** Start of RECORD EXTRACTS **

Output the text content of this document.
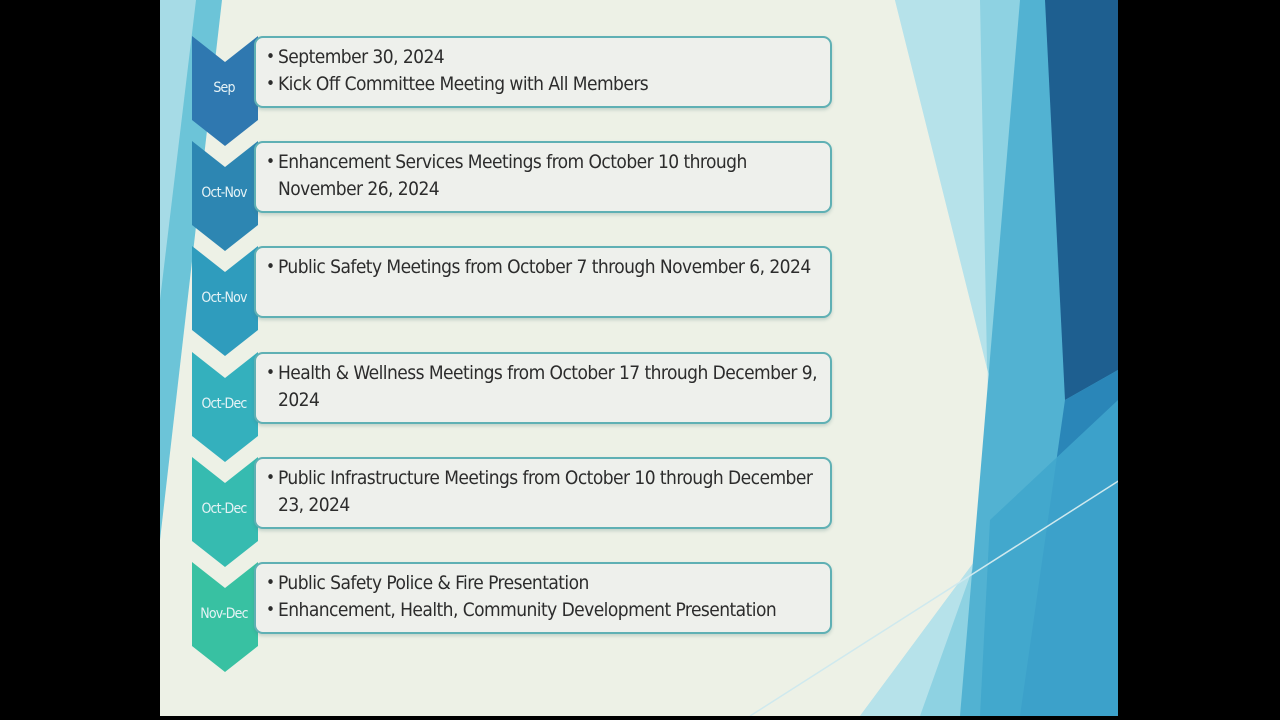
Sep
• September 30, 2024
• Kick Off Committee Meeting with All Members
Oct-Nov
• Enhancement Services Meetings from October 10 through November 26, 2024
Oct-Nov
• Public Safety Meetings from October 7 through November 6, 2024
Oct-Dec
• Health & Wellness Meetings from October 17 through December 9, 2024
Oct-Dec
• Public Infrastructure Meetings from October 10 through December 23, 2024
Nov-Dec
• Public Safety Police & Fire Presentation
• Enhancement, Health, Community Development Presentation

** End of RECORD EXTRACTS **

§ **PROBLEM REQUIREMENTS**:
Give back all entries exactly. No pictures belong in the copy.

§ **RESPONSE FOR THIS EXERCISE**:
Output the text content of this document.
Sep
• September 30, 2024
• Kick Off Committee Meeting with All Members
Oct-Nov
• Enhancement Services Meetings from October 10 through November 26, 2024
Oct-Nov
• Public Safety Meetings from October 7 through November 6, 2024
Oct-Dec
• Health & Wellness Meetings from October 17 through December 9, 2024
Oct-Dec
• Public Infrastructure Meetings from October 10 through December 23, 2024
Nov-Dec
• Public Safety Police & Fire Presentation
• Enhancement, Health, Community Development Presentation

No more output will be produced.